● Required work: Write only the number of lines holding the string "только".

______

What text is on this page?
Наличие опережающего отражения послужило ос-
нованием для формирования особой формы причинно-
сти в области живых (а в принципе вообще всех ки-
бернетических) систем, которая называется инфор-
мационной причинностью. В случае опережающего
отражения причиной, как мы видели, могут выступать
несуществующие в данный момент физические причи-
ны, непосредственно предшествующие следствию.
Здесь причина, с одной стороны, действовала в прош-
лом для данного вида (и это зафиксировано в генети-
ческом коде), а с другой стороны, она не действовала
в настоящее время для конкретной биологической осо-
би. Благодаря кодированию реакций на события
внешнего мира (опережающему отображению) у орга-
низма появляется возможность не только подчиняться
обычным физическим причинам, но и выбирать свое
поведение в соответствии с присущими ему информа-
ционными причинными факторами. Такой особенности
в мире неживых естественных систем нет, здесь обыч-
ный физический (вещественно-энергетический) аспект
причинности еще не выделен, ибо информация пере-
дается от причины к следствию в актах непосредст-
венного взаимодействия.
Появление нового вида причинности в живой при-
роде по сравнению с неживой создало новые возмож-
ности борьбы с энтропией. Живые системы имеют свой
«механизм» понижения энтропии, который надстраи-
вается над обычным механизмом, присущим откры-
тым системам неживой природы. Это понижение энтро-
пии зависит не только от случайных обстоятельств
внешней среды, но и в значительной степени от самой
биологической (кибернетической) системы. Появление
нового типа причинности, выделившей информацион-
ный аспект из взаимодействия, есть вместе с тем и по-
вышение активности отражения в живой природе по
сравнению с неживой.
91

______

● Final result: 2